___ DATA TO PROCESS ___

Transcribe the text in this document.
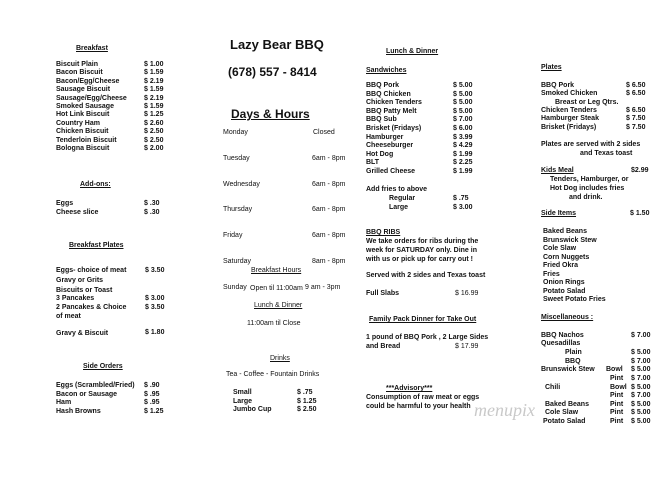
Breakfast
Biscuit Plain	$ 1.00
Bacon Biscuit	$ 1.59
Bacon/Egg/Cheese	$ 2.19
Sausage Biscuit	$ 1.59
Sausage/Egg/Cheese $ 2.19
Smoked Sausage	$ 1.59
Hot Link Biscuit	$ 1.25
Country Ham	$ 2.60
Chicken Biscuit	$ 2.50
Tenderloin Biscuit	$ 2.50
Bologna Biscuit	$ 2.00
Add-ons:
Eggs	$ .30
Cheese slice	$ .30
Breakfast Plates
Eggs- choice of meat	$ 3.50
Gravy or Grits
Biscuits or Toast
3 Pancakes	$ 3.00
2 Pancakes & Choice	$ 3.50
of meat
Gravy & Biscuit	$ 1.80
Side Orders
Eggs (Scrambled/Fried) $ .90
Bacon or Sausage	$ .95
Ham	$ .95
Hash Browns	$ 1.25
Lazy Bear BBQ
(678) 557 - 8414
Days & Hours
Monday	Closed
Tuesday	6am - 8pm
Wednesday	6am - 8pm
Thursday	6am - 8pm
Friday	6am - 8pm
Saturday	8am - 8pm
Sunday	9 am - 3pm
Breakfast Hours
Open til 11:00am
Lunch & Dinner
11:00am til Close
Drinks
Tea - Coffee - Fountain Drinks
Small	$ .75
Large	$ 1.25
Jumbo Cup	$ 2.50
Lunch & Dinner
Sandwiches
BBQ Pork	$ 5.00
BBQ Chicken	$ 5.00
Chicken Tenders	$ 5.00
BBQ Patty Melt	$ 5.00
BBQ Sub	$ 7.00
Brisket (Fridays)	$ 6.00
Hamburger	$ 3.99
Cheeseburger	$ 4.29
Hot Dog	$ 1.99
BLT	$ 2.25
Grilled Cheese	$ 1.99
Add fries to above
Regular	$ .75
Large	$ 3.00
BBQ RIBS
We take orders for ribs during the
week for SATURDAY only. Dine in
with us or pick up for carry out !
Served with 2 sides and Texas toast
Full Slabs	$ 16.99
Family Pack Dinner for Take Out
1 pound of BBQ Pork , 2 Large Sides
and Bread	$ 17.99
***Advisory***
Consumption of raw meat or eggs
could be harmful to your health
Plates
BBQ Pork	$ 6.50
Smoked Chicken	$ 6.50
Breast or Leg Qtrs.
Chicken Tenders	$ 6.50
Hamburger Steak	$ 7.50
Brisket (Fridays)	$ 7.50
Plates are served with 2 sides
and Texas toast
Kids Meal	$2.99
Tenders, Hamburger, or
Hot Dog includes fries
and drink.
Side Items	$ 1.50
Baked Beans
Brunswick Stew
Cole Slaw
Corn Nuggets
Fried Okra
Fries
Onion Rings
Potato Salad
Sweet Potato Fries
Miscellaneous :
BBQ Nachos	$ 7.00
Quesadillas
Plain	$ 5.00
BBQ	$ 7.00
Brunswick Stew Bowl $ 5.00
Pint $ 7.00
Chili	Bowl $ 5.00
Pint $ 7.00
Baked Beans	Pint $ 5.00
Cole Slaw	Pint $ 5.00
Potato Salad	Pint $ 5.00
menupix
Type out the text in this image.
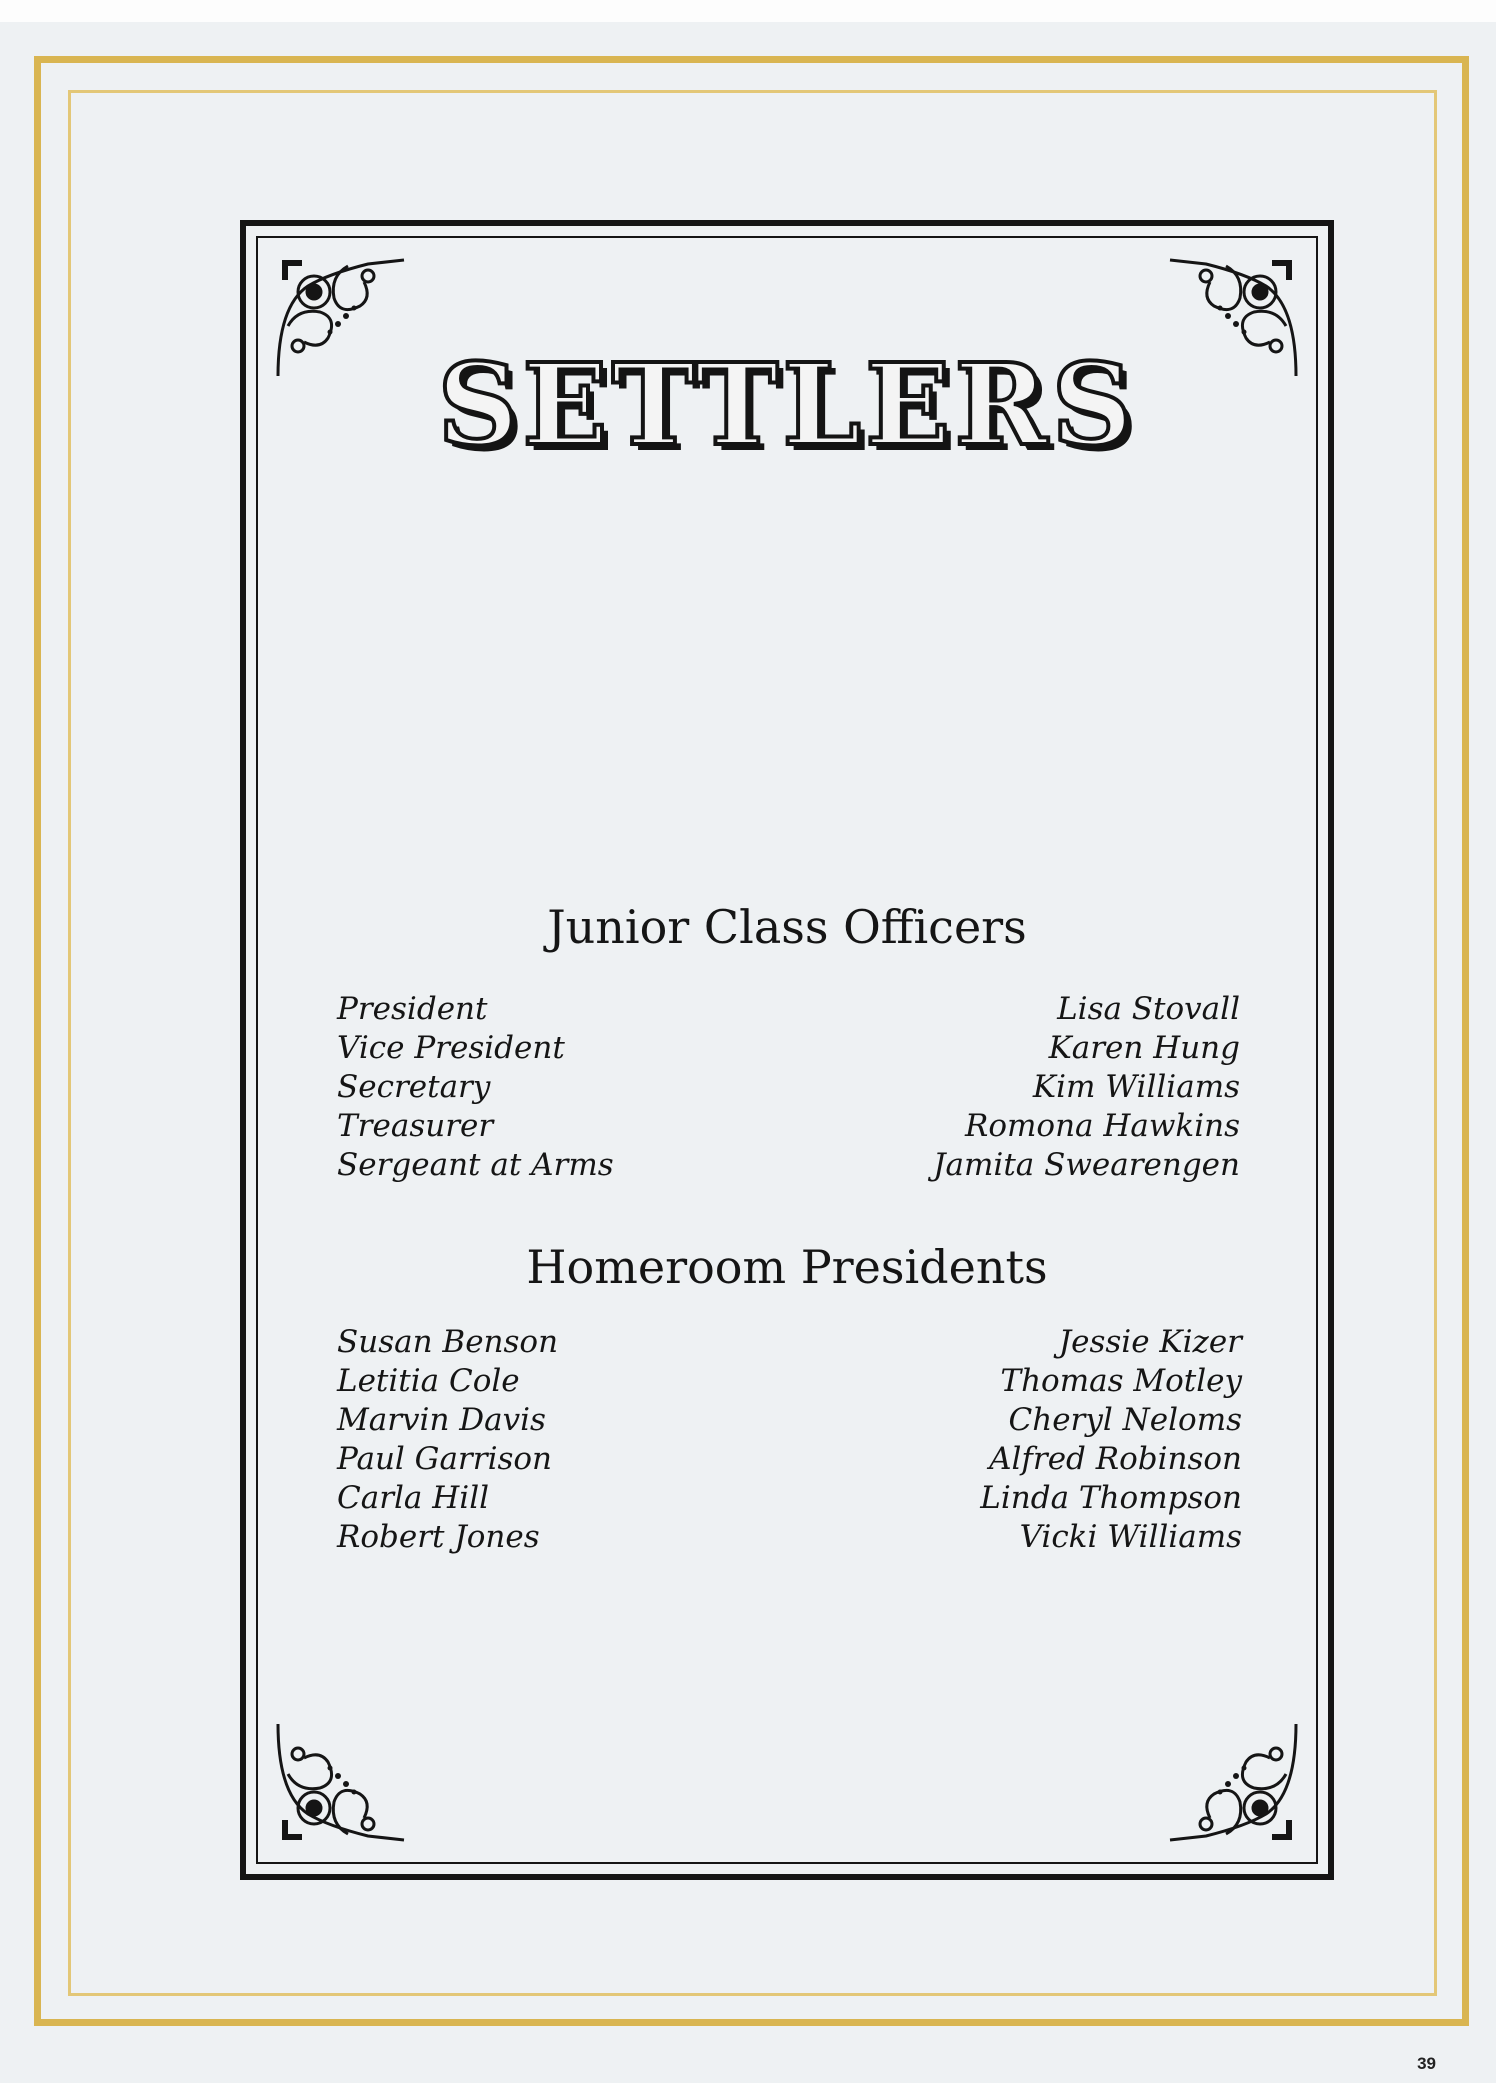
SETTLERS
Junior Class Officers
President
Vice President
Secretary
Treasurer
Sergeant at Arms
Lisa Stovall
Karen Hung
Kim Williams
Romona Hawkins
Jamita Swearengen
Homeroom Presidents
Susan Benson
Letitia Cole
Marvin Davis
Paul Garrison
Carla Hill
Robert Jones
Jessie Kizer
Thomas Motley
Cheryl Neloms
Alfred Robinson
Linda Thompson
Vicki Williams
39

___

* EXERCISE INSTRUCTIONS *
Find the string "Bacon" in the records, then copy each line where it occurs.

* ANSWER FOR THE TASK *
Bacon Biscuit	$ 1.59
Bacon/Egg/Cheese	$ 2.19
Bacon or Sausage	$ .95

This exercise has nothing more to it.